| AIM OF THE TASK |
Would you set down every entry again, exactly as written?

[Start of section]

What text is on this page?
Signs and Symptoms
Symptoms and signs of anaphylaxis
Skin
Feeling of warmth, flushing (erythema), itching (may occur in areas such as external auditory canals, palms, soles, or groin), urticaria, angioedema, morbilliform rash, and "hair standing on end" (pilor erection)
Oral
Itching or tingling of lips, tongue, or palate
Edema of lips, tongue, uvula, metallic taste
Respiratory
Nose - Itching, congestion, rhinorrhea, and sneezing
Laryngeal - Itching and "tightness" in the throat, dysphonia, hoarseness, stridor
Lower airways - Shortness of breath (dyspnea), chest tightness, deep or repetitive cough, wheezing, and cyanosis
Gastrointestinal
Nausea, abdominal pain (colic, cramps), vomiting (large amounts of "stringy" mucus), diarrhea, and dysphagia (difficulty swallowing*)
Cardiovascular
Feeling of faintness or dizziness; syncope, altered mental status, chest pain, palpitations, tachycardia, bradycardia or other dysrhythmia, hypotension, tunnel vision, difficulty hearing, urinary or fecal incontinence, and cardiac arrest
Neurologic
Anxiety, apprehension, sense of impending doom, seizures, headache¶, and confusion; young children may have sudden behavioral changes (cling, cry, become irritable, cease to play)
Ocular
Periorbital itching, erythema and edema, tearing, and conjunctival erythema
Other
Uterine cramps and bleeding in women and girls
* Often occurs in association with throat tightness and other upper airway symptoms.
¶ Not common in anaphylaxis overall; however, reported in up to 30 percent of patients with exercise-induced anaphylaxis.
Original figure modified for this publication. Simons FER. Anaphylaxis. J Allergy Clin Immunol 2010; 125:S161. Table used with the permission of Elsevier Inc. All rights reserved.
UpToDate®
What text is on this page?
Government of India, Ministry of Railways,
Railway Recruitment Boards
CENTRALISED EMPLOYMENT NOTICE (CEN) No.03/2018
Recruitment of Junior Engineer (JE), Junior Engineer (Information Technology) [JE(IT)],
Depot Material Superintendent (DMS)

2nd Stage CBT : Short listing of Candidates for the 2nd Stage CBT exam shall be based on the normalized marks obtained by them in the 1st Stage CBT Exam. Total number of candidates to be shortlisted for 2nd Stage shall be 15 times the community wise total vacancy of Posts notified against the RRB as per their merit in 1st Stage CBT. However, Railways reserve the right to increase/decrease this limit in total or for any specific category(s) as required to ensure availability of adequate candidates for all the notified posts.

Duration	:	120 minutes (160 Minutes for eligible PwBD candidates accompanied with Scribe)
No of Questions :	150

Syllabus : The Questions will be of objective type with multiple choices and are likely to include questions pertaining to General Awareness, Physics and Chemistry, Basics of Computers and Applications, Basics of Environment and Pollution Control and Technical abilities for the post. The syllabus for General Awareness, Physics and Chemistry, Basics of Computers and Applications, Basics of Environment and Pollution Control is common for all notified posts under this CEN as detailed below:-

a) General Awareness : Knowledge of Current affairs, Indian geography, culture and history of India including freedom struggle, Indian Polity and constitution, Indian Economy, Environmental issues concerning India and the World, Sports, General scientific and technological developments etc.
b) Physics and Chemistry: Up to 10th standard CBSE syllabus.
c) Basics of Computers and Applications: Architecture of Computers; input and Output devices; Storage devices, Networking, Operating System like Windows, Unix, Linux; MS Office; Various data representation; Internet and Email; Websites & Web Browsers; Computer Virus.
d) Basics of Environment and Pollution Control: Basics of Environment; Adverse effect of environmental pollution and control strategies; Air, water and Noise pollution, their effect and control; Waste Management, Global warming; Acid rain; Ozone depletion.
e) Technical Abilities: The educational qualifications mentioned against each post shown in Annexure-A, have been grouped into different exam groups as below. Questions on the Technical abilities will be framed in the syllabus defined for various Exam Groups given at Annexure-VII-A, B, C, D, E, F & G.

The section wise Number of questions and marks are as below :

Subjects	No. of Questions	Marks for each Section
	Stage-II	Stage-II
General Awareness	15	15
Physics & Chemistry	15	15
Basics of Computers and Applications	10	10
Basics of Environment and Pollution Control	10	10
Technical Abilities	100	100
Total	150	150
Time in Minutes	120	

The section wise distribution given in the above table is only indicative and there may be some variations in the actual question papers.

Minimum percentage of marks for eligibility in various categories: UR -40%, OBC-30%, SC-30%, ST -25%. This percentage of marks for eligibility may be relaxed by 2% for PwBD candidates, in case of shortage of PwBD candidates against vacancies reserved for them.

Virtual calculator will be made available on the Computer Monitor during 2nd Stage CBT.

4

[End of section]

| EXERCISE SOLUTION |
What text is on this page?
Signs and Symptoms
Symptoms and signs of anaphylaxis
Skin
Feeling of warmth, flushing (erythema), itching (may occur in areas such as external auditory canals, palms, soles, or groin), urticaria, angioedema, morbilliform rash, and "hair standing on end" (pilor erection)
Oral
Itching or tingling of lips, tongue, or palate
Edema of lips, tongue, uvula, metallic taste
Respiratory
Nose - Itching, congestion, rhinorrhea, and sneezing
Laryngeal - Itching and "tightness" in the throat, dysphonia, hoarseness, stridor
Lower airways - Shortness of breath (dyspnea), chest tightness, deep or repetitive cough, wheezing, and cyanosis
Gastrointestinal
Nausea, abdominal pain (colic, cramps), vomiting (large amounts of "stringy" mucus), diarrhea, and dysphagia (difficulty swallowing*)
Cardiovascular
Feeling of faintness or dizziness; syncope, altered mental status, chest pain, palpitations, tachycardia, bradycardia or other dysrhythmia, hypotension, tunnel vision, difficulty hearing, urinary or fecal incontinence, and cardiac arrest
Neurologic
Anxiety, apprehension, sense of impending doom, seizures, headache¶, and confusion; young children may have sudden behavioral changes (cling, cry, become irritable, cease to play)
Ocular
Periorbital itching, erythema and edema, tearing, and conjunctival erythema
Other
Uterine cramps and bleeding in women and girls
* Often occurs in association with throat tightness and other upper airway symptoms.
¶ Not common in anaphylaxis overall; however, reported in up to 30 percent of patients with exercise-induced anaphylaxis.
Original figure modified for this publication. Simons FER. Anaphylaxis. J Allergy Clin Immunol 2010; 125:S161. Table used with the permission of Elsevier Inc. All rights reserved.
UpToDate®
What text is on this page?
Government of India, Ministry of Railways,
Railway Recruitment Boards
CENTRALISED EMPLOYMENT NOTICE (CEN) No.03/2018
Recruitment of Junior Engineer (JE), Junior Engineer (Information Technology) [JE(IT)],
Depot Material Superintendent (DMS)

2nd Stage CBT : Short listing of Candidates for the 2nd Stage CBT exam shall be based on the normalized marks obtained by them in the 1st Stage CBT Exam. Total number of candidates to be shortlisted for 2nd Stage shall be 15 times the community wise total vacancy of Posts notified against the RRB as per their merit in 1st Stage CBT. However, Railways reserve the right to increase/decrease this limit in total or for any specific category(s) as required to ensure availability of adequate candidates for all the notified posts.

Duration	:	120 minutes (160 Minutes for eligible PwBD candidates accompanied with Scribe)
No of Questions :	150

Syllabus : The Questions will be of objective type with multiple choices and are likely to include questions pertaining to General Awareness, Physics and Chemistry, Basics of Computers and Applications, Basics of Environment and Pollution Control and Technical abilities for the post. The syllabus for General Awareness, Physics and Chemistry, Basics of Computers and Applications, Basics of Environment and Pollution Control is common for all notified posts under this CEN as detailed below:-

a) General Awareness : Knowledge of Current affairs, Indian geography, culture and history of India including freedom struggle, Indian Polity and constitution, Indian Economy, Environmental issues concerning India and the World, Sports, General scientific and technological developments etc.
b) Physics and Chemistry: Up to 10th standard CBSE syllabus.
c) Basics of Computers and Applications: Architecture of Computers; input and Output devices; Storage devices, Networking, Operating System like Windows, Unix, Linux; MS Office; Various data representation; Internet and Email; Websites & Web Browsers; Computer Virus.
d) Basics of Environment and Pollution Control: Basics of Environment; Adverse effect of environmental pollution and control strategies; Air, water and Noise pollution, their effect and control; Waste Management, Global warming; Acid rain; Ozone depletion.
e) Technical Abilities: The educational qualifications mentioned against each post shown in Annexure-A, have been grouped into different exam groups as below. Questions on the Technical abilities will be framed in the syllabus defined for various Exam Groups given at Annexure-VII-A, B, C, D, E, F & G.

The section wise Number of questions and marks are as below :

Subjects	No. of Questions	Marks for each Section
	Stage-II	Stage-II
General Awareness	15	15
Physics & Chemistry	15	15
Basics of Computers and Applications	10	10
Basics of Environment and Pollution Control	10	10
Technical Abilities	100	100
Total	150	150
Time in Minutes	120	

The section wise distribution given in the above table is only indicative and there may be some variations in the actual question papers.

Minimum percentage of marks for eligibility in various categories: UR -40%, OBC-30%, SC-30%, ST -25%. This percentage of marks for eligibility may be relaxed by 2% for PwBD candidates, in case of shortage of PwBD candidates against vacancies reserved for them.

Virtual calculator will be made available on the Computer Monitor during 2nd Stage CBT.

4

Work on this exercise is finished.